Record extracts:
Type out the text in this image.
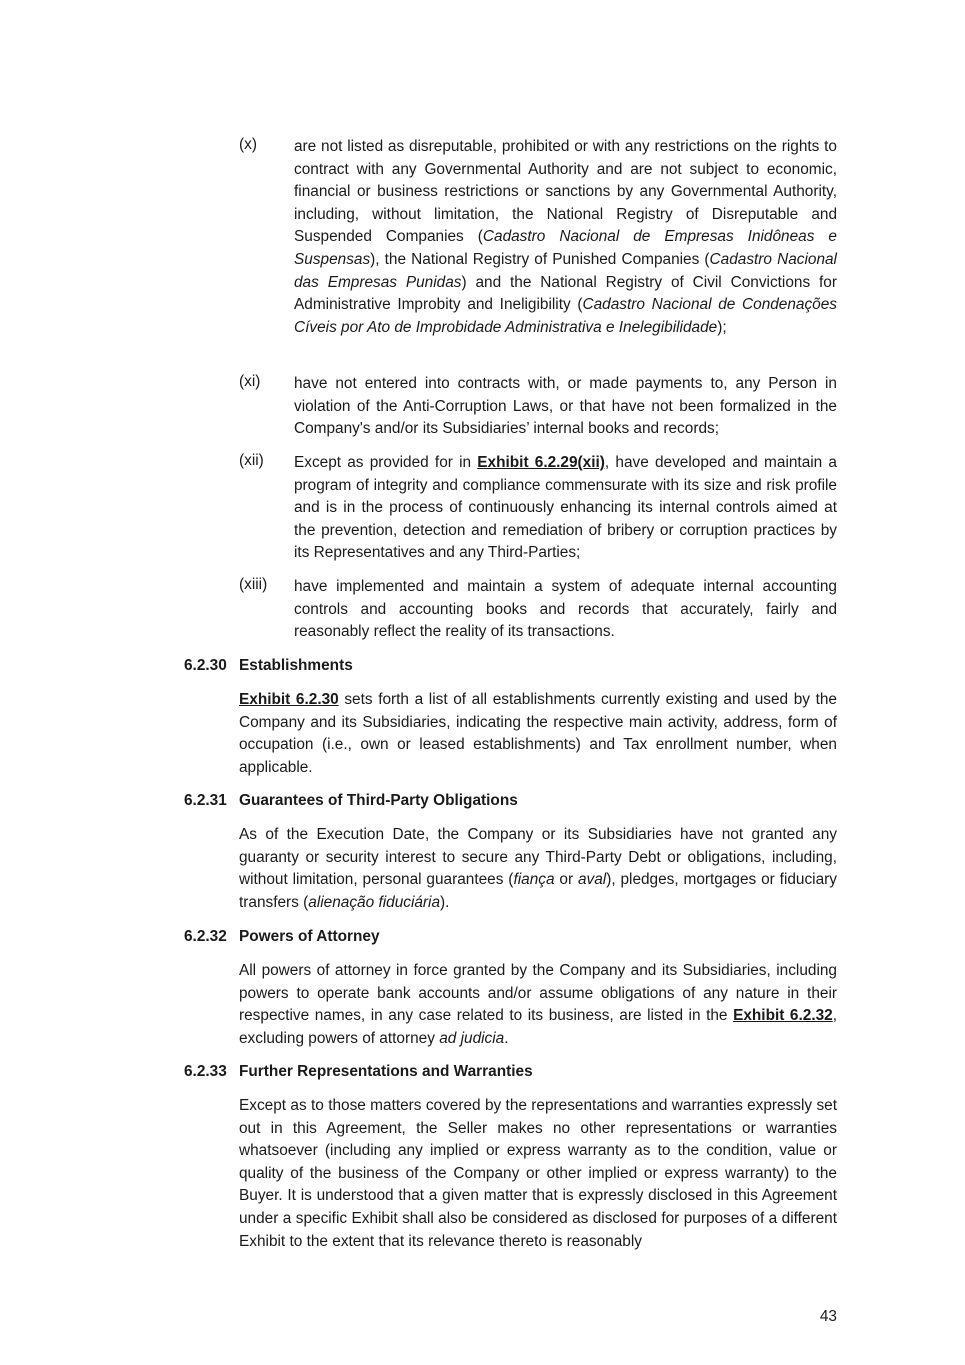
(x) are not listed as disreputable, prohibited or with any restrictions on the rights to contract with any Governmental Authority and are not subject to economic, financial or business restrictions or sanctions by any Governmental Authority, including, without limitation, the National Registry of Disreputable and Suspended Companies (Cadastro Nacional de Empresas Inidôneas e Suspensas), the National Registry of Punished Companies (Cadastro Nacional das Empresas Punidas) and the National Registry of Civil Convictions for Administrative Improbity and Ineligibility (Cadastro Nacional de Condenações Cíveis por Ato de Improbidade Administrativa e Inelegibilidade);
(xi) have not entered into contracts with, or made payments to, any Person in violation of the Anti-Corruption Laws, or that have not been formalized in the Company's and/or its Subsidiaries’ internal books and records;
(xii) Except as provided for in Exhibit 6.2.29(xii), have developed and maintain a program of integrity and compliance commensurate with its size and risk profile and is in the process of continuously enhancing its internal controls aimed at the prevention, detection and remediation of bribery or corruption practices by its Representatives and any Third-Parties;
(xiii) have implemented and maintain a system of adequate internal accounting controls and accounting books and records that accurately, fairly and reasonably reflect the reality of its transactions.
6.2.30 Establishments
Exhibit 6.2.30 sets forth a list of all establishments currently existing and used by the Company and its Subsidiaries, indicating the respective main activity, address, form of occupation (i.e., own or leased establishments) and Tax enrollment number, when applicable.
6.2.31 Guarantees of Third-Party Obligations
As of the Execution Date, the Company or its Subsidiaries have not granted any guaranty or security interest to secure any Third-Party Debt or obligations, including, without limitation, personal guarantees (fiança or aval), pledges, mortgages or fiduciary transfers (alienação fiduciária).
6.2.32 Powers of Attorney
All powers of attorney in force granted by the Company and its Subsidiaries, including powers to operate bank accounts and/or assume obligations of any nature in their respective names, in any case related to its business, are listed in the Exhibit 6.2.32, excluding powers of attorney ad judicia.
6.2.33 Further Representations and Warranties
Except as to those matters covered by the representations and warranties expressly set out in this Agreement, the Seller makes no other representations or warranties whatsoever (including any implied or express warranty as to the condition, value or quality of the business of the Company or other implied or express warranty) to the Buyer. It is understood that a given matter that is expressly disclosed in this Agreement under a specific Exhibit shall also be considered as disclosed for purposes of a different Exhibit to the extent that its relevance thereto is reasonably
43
---
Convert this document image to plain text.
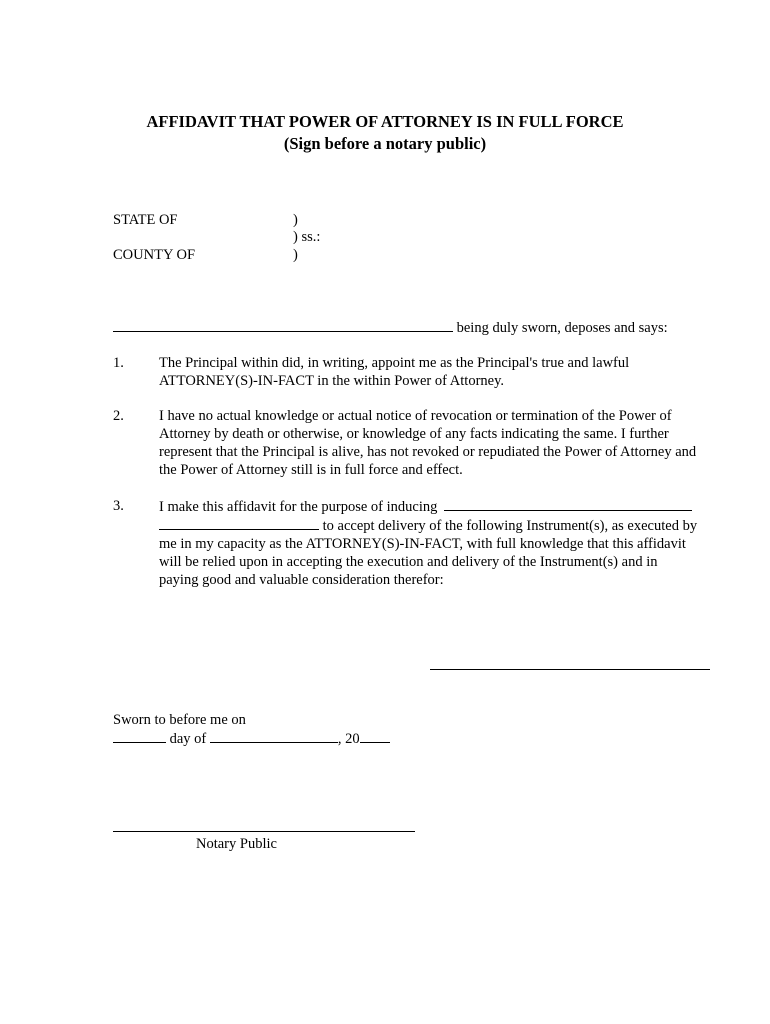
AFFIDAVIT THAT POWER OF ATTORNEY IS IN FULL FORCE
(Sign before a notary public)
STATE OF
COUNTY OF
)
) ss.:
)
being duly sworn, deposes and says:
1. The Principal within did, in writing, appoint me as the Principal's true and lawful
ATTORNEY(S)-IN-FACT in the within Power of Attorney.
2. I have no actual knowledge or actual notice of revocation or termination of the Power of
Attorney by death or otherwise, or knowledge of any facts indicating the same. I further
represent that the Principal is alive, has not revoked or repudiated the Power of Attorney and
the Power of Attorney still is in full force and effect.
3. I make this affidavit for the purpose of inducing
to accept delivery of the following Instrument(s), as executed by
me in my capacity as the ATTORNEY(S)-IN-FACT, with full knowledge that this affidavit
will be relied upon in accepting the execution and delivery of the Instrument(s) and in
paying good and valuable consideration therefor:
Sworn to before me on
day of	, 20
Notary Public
---
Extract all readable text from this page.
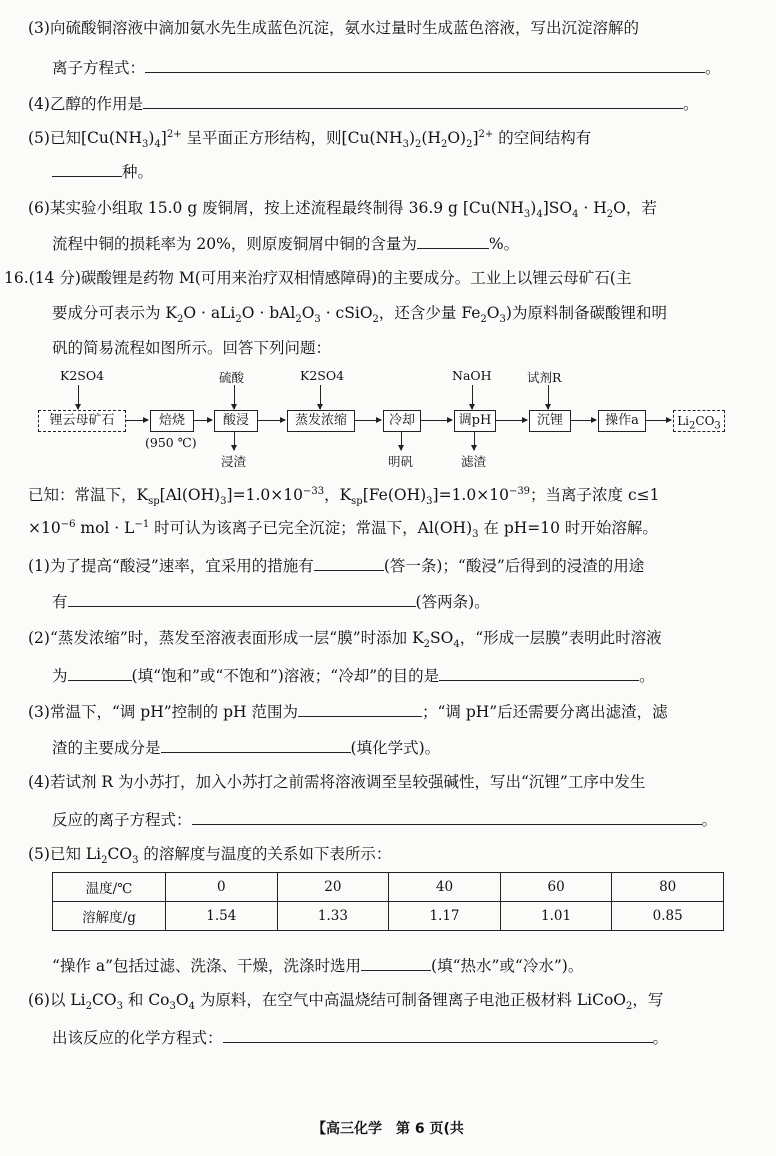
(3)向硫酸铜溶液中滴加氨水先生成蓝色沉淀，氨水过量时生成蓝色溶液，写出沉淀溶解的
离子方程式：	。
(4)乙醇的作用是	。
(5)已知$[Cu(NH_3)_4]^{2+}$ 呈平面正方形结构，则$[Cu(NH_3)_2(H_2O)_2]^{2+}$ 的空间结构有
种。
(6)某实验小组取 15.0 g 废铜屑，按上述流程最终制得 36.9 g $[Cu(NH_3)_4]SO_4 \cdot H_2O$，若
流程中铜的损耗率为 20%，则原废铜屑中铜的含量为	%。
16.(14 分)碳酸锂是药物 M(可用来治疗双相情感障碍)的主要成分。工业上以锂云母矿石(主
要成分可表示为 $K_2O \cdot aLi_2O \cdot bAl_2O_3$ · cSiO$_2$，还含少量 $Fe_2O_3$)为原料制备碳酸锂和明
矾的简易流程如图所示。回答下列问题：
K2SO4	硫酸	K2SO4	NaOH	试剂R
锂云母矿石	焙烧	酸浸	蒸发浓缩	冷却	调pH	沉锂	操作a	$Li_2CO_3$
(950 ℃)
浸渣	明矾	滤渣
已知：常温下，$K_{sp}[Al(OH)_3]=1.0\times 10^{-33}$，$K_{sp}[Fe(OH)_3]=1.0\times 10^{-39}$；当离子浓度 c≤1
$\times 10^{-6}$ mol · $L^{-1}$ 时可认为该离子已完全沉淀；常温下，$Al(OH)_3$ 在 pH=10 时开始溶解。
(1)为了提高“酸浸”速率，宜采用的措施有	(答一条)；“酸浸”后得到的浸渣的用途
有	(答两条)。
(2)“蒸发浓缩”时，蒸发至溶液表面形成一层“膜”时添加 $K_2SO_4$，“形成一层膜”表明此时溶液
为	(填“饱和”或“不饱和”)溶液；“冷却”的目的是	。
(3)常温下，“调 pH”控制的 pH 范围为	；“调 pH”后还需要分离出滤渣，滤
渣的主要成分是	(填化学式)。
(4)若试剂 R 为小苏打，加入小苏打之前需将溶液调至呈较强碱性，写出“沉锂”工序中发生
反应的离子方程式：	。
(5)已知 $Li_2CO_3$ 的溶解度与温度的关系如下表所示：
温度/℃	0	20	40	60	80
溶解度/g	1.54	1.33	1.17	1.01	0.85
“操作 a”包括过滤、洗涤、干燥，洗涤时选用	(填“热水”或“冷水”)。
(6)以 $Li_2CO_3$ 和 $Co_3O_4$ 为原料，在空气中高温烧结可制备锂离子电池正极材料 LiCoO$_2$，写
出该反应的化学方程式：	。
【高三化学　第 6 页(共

What you need to do: Looking at the data above, how many lines hold the word "books"? Respond with the number alone.

Task response: 2